-- Begin SELECTED EXTRACT --

Saturday, November 8, 2008

Wisdom at Waffle House

I met a man last weekend who gave me some unsolicited advice but I haven't been able to shake it. He was a working man in blue coveralls with his name embroidered on the pocket. He was an older, local fellow with some teeth missing and askew. 

He noticed me waiting for a table and stopped to comment on my children. He mentioned that he had raised 3 girls in his lifetime. And then proceeded to give me some advice. I leave you with his own words as best as I can remember them: "People say raising girls is harder than boys, but I say it's easy. You just gotta be right there for them when they need Daddy. When I'm at work and I get a call from home, I just close up my tool box and head on home. My friends ask me, 'Don't you have a job?' but I tell'em my wife has 3 kids to raise and she can't do it alone." 

I've reflected on his words all week and they strike a chord within me. You can find morsels of wisdom anywhere you go.

Friday, May 2, 2008

BUSTED!


At work we have a LATE CAMERA. It is a web cam that sits near the front door. From 8:31 a.m. until 9:00 a.m. any motion triggers it to snap a picture with a time stamp and then e-mail that to everyone in the company.

-- End SELECTED EXTRACT --
-- Begin DATA PROVIDED --

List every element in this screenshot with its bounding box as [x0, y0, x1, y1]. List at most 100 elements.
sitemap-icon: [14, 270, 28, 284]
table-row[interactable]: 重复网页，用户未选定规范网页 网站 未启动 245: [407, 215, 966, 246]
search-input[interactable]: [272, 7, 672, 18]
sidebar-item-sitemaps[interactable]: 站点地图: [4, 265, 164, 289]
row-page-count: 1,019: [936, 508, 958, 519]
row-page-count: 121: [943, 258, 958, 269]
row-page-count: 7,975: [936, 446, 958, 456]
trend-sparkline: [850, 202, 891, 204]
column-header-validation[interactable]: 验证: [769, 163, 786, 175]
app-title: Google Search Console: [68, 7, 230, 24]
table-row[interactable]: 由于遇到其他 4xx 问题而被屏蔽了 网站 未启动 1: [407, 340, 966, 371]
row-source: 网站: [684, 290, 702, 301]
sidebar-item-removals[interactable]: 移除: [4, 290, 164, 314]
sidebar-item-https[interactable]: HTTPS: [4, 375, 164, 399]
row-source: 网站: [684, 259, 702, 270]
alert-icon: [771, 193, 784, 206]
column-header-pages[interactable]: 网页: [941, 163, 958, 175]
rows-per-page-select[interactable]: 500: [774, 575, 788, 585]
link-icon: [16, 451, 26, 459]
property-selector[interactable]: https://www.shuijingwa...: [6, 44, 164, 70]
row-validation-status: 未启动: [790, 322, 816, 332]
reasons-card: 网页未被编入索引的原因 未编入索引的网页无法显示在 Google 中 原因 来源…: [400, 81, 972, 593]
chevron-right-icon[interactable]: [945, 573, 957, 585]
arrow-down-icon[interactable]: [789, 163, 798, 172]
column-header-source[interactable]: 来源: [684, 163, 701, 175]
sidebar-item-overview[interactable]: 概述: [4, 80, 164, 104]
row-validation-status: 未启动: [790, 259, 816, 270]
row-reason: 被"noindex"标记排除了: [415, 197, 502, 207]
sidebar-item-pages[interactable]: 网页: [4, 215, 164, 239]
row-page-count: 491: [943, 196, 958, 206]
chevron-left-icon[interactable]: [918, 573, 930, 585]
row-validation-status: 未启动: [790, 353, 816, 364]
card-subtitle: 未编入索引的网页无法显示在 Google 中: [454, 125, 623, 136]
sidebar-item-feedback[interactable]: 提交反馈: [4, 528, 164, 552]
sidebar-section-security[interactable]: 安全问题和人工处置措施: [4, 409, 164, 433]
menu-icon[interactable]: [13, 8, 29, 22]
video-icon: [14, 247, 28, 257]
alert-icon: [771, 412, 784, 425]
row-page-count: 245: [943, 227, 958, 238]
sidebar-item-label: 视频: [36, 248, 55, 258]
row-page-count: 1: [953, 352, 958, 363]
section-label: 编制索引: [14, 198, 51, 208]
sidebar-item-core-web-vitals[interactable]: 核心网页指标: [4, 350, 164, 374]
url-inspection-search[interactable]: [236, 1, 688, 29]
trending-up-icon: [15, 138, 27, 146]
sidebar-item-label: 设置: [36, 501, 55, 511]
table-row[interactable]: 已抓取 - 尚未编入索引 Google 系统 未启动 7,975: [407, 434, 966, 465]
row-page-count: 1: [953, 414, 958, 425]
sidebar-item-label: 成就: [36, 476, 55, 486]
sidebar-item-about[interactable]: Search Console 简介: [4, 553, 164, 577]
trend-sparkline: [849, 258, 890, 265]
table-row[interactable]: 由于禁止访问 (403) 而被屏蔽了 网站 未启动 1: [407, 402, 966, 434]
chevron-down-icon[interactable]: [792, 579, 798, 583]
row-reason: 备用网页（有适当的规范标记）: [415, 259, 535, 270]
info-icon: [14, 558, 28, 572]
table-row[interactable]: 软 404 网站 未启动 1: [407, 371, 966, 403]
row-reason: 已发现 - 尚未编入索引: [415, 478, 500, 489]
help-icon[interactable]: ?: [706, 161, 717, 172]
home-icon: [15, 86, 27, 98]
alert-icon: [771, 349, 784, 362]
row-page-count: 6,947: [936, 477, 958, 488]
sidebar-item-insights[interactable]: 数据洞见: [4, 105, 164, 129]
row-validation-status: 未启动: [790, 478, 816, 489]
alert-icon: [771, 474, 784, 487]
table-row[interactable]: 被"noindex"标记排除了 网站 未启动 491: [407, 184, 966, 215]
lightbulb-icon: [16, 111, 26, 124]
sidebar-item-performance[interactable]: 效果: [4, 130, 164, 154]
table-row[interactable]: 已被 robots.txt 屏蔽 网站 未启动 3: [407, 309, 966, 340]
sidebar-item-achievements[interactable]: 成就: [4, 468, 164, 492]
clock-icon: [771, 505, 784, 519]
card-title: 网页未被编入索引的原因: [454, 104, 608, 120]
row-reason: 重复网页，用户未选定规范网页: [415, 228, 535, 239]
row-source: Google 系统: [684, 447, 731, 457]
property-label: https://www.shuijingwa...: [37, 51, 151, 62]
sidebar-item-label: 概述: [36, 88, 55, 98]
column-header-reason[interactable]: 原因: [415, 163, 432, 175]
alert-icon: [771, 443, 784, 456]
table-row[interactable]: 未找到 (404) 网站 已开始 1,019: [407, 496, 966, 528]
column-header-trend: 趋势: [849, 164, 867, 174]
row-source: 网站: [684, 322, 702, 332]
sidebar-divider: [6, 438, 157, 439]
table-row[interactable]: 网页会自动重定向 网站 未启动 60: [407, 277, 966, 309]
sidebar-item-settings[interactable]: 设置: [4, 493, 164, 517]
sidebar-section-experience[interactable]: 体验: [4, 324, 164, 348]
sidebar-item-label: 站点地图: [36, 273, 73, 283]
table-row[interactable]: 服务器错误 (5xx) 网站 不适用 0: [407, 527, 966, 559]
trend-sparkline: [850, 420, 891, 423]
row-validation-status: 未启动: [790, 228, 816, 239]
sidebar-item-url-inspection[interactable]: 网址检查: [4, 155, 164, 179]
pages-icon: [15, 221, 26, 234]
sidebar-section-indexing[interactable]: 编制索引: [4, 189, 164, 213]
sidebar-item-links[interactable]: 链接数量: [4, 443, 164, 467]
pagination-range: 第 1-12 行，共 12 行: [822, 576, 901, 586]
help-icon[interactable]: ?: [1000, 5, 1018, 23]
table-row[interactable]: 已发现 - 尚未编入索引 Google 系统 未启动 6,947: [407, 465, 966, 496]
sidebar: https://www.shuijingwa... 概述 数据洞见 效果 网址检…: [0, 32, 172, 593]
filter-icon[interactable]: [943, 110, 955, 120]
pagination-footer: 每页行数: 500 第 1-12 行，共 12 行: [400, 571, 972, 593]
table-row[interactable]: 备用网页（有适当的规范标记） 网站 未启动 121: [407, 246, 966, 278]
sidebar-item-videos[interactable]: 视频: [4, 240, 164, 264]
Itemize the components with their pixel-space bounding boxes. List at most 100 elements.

-- End DATA PROVIDED --
-- Begin DATA PROVIDED --

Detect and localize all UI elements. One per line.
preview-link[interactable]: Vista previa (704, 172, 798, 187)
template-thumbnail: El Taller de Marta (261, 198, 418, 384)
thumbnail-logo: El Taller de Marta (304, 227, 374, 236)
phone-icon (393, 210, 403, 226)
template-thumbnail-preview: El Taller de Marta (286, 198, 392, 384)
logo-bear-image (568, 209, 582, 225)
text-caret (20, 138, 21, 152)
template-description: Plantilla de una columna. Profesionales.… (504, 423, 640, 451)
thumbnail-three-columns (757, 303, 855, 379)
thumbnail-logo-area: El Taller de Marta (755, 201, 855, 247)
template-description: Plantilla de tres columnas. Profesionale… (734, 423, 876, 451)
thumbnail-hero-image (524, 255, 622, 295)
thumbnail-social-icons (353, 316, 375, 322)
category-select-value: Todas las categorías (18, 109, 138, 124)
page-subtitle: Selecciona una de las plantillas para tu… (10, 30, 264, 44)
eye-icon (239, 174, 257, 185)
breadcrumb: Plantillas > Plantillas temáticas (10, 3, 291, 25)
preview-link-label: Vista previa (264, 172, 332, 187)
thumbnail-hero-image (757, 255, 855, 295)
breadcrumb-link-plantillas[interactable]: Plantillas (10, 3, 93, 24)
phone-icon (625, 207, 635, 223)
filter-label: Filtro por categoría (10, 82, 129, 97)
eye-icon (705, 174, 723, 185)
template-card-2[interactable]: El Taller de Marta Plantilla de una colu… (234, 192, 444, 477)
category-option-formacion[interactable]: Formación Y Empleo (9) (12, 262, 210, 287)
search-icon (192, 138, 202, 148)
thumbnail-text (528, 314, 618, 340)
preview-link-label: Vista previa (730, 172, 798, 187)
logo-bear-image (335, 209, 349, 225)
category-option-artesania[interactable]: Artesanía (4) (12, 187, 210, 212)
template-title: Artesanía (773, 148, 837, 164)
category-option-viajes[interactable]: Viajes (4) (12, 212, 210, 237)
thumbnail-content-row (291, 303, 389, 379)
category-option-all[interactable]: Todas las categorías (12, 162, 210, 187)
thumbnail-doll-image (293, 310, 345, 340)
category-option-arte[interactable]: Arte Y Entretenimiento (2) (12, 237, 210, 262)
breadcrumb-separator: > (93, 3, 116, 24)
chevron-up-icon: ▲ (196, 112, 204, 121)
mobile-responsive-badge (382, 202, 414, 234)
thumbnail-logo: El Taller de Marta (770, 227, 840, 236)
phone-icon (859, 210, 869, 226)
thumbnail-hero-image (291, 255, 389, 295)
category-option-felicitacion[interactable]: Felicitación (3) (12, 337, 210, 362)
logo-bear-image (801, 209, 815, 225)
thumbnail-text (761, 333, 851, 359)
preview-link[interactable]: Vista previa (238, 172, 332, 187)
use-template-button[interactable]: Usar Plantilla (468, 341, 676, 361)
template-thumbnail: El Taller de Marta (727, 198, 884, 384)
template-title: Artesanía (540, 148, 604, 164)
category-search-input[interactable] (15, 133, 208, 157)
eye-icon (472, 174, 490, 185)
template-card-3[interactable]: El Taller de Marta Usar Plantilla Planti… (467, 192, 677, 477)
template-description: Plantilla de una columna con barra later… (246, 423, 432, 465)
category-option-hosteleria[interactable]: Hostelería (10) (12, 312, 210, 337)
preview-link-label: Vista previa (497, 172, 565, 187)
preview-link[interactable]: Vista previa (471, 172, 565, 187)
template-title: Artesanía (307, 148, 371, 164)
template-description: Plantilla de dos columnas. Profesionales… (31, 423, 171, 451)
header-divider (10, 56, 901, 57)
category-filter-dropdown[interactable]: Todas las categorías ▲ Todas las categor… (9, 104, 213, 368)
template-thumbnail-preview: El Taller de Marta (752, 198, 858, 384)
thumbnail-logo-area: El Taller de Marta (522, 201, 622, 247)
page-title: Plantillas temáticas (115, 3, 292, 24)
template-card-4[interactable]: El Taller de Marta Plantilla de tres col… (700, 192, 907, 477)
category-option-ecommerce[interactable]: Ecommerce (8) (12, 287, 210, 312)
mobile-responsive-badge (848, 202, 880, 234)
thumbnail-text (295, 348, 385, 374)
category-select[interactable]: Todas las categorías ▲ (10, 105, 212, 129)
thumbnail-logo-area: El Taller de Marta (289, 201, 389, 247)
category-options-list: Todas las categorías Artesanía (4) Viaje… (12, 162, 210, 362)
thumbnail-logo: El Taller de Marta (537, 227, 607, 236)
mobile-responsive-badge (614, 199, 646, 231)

-- End DATA PROVIDED --

> **LIST OF TASKS**
(1) Please return the blog excerpt in full, reproducing every word and line break unchanged.
(2) Retype the entries from the line with "Detect and localize" up to and including the line with "thumbnail-three-columns (757, 303, 855, 379)", matching each line exactly.

> **LIST OF SOLUTIONS**
(1)
Saturday, November 8, 2008

Wisdom at Waffle House

I met a man last weekend who gave me some unsolicited advice but I haven't been able to shake it. He was a working man in blue coveralls with his name embroidered on the pocket. He was an older, local fellow with some teeth missing and askew. 

He noticed me waiting for a table and stopped to comment on my children. He mentioned that he had raised 3 girls in his lifetime. And then proceeded to give me some advice. I leave you with his own words as best as I can remember them: "People say raising girls is harder than boys, but I say it's easy. You just gotta be right there for them when they need Daddy. When I'm at work and I get a call from home, I just close up my tool box and head on home. My friends ask me, 'Don't you have a job?' but I tell'em my wife has 3 kids to raise and she can't do it alone." 

I've reflected on his words all week and they strike a chord within me. You can find morsels of wisdom anywhere you go.

Friday, May 2, 2008

BUSTED!


At work we have a LATE CAMERA. It is a web cam that sits near the front door. From 8:31 a.m. until 9:00 a.m. any motion triggers it to snap a picture with a time stamp and then e-mail that to everyone in the company.

(2)
Detect and localize all UI elements. One per line.
preview-link[interactable]: Vista previa (704, 172, 798, 187)
template-thumbnail: El Taller de Marta (261, 198, 418, 384)
thumbnail-logo: El Taller de Marta (304, 227, 374, 236)
phone-icon (393, 210, 403, 226)
template-thumbnail-preview: El Taller de Marta (286, 198, 392, 384)
logo-bear-image (568, 209, 582, 225)
text-caret (20, 138, 21, 152)
template-description: Plantilla de una columna. Profesionales.… (504, 423, 640, 451)
thumbnail-three-columns (757, 303, 855, 379)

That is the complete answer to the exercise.